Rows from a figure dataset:
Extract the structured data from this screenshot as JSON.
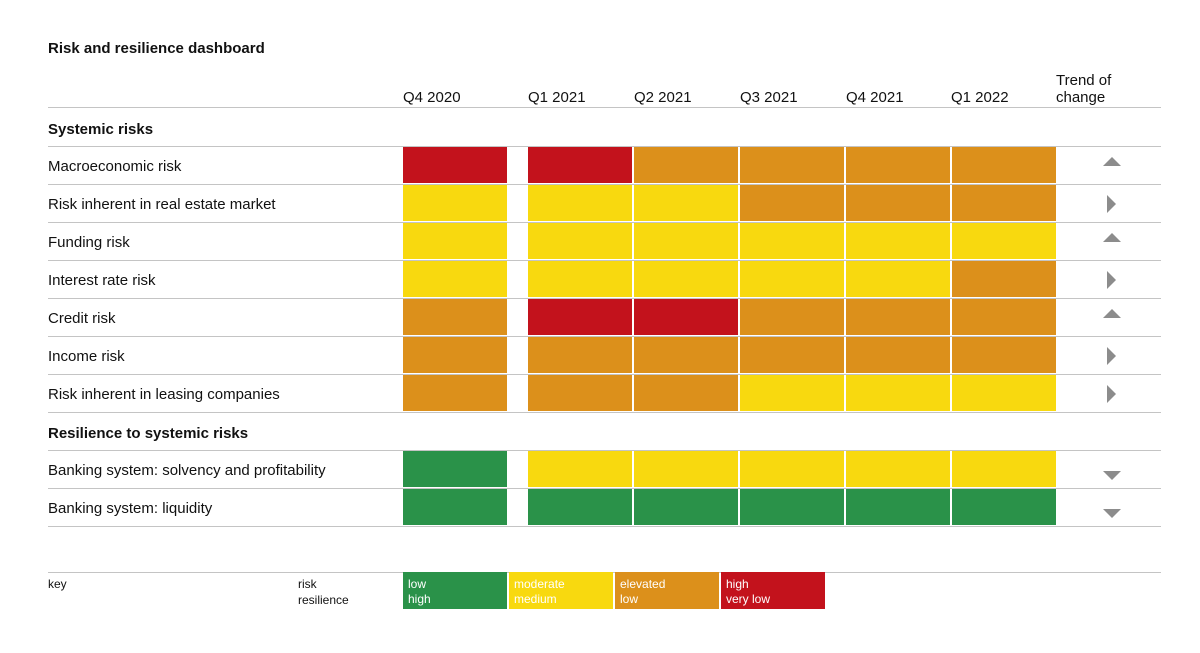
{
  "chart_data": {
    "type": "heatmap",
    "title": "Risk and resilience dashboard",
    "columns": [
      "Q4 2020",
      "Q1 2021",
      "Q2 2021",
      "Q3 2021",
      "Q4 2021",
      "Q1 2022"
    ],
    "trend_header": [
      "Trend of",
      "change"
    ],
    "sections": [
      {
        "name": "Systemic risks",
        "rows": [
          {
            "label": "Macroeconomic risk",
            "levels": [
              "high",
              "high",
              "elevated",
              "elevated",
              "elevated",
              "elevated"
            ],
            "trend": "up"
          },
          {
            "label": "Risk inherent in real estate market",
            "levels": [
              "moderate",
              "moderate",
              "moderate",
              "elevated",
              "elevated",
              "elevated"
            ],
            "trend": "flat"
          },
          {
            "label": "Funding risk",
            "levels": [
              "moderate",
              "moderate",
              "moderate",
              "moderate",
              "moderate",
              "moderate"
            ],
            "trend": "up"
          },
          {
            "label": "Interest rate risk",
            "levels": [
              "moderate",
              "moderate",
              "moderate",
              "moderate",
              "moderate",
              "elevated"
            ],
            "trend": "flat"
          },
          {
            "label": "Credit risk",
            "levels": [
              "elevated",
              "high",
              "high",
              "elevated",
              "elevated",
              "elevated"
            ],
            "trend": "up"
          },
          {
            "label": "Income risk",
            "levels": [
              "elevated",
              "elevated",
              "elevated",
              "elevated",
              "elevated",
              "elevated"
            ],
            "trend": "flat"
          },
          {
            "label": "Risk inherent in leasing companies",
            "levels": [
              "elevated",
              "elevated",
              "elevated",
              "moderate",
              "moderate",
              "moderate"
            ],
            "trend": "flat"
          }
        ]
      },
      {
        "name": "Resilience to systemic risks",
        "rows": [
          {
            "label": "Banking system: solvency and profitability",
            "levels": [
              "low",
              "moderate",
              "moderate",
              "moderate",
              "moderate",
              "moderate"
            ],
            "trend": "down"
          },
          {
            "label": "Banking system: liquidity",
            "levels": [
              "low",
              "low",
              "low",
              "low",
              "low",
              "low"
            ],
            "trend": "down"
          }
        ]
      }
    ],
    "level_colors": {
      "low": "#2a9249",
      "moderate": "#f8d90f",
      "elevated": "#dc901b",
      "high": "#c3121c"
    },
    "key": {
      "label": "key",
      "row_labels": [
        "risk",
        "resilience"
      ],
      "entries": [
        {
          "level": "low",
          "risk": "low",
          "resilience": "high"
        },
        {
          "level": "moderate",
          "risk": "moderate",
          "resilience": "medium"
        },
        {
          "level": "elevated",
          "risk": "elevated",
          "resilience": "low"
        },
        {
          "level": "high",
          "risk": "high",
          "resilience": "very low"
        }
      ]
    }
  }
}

● **WHAT THE TASK ASKS**: Each entry above should be reproduced exactly, with the pictures removed.

● **TASK OUTPUT**:
Extract the structured data from this screenshot as JSON.
{
  "chart_data": {
    "type": "heatmap",
    "title": "Risk and resilience dashboard",
    "columns": [
      "Q4 2020",
      "Q1 2021",
      "Q2 2021",
      "Q3 2021",
      "Q4 2021",
      "Q1 2022"
    ],
    "trend_header": [
      "Trend of",
      "change"
    ],
    "sections": [
      {
        "name": "Systemic risks",
        "rows": [
          {
            "label": "Macroeconomic risk",
            "levels": [
              "high",
              "high",
              "elevated",
              "elevated",
              "elevated",
              "elevated"
            ],
            "trend": "up"
          },
          {
            "label": "Risk inherent in real estate market",
            "levels": [
              "moderate",
              "moderate",
              "moderate",
              "elevated",
              "elevated",
              "elevated"
            ],
            "trend": "flat"
          },
          {
            "label": "Funding risk",
            "levels": [
              "moderate",
              "moderate",
              "moderate",
              "moderate",
              "moderate",
              "moderate"
            ],
            "trend": "up"
          },
          {
            "label": "Interest rate risk",
            "levels": [
              "moderate",
              "moderate",
              "moderate",
              "moderate",
              "moderate",
              "elevated"
            ],
            "trend": "flat"
          },
          {
            "label": "Credit risk",
            "levels": [
              "elevated",
              "high",
              "high",
              "elevated",
              "elevated",
              "elevated"
            ],
            "trend": "up"
          },
          {
            "label": "Income risk",
            "levels": [
              "elevated",
              "elevated",
              "elevated",
              "elevated",
              "elevated",
              "elevated"
            ],
            "trend": "flat"
          },
          {
            "label": "Risk inherent in leasing companies",
            "levels": [
              "elevated",
              "elevated",
              "elevated",
              "moderate",
              "moderate",
              "moderate"
            ],
            "trend": "flat"
          }
        ]
      },
      {
        "name": "Resilience to systemic risks",
        "rows": [
          {
            "label": "Banking system: solvency and profitability",
            "levels": [
              "low",
              "moderate",
              "moderate",
              "moderate",
              "moderate",
              "moderate"
            ],
            "trend": "down"
          },
          {
            "label": "Banking system: liquidity",
            "levels": [
              "low",
              "low",
              "low",
              "low",
              "low",
              "low"
            ],
            "trend": "down"
          }
        ]
      }
    ],
    "level_colors": {
      "low": "#2a9249",
      "moderate": "#f8d90f",
      "elevated": "#dc901b",
      "high": "#c3121c"
    },
    "key": {
      "label": "key",
      "row_labels": [
        "risk",
        "resilience"
      ],
      "entries": [
        {
          "level": "low",
          "risk": "low",
          "resilience": "high"
        },
        {
          "level": "moderate",
          "risk": "moderate",
          "resilience": "medium"
        },
        {
          "level": "elevated",
          "risk": "elevated",
          "resilience": "low"
        },
        {
          "level": "high",
          "risk": "high",
          "resilience": "very low"
        }
      ]
    }
  }
}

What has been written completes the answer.